PROBLEM DESCRIPTION
Extract each line from the entries below that has the string "Einladung" in it.

◇ ◇ ◇ ◇ ◇

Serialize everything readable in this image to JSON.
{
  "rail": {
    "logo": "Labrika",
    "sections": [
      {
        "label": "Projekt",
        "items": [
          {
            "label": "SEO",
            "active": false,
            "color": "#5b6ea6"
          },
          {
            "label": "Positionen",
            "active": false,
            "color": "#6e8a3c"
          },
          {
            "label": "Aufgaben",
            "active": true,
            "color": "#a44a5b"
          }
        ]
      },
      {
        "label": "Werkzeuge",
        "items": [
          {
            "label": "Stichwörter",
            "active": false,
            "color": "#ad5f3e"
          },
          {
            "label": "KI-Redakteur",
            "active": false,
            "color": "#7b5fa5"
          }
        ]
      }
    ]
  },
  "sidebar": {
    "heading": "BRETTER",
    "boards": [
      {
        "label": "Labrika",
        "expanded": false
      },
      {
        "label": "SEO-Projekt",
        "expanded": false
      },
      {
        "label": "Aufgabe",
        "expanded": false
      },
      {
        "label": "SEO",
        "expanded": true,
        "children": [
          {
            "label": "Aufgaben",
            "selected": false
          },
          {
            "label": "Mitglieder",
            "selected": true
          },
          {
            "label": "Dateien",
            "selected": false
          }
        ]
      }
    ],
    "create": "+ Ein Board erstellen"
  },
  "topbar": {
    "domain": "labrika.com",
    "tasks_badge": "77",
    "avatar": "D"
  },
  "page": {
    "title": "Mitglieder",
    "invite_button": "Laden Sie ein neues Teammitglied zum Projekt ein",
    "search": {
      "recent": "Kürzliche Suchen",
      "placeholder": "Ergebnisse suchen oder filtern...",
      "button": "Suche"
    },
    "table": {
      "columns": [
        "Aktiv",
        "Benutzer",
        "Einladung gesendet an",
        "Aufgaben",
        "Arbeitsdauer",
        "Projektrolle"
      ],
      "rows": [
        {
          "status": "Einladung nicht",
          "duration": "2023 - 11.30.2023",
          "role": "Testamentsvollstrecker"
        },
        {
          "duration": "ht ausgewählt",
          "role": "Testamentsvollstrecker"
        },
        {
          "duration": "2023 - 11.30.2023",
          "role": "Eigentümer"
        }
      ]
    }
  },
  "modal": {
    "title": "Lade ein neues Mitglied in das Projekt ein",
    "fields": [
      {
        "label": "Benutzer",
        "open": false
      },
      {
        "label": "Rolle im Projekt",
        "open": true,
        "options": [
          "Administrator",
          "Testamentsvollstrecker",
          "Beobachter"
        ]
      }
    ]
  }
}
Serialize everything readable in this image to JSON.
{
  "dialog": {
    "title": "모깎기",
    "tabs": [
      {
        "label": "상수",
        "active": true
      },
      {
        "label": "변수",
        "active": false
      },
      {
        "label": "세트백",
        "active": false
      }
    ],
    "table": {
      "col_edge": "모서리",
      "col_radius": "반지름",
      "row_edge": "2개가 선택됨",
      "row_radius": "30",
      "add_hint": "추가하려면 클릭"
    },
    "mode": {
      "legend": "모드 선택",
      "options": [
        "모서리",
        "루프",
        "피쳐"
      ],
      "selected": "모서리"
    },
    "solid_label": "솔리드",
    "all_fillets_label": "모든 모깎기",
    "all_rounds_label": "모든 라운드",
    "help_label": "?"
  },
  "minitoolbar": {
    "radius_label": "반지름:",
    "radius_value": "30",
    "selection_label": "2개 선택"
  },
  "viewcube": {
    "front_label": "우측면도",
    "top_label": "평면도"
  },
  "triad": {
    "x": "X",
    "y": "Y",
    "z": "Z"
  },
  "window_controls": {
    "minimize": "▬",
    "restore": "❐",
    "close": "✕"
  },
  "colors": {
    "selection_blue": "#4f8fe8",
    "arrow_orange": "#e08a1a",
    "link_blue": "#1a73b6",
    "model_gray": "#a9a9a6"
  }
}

◇ ◇ ◇ ◇ ◇

RESPONSE BELOW
        "Einladung gesendet an",
          "status": "Einladung nicht",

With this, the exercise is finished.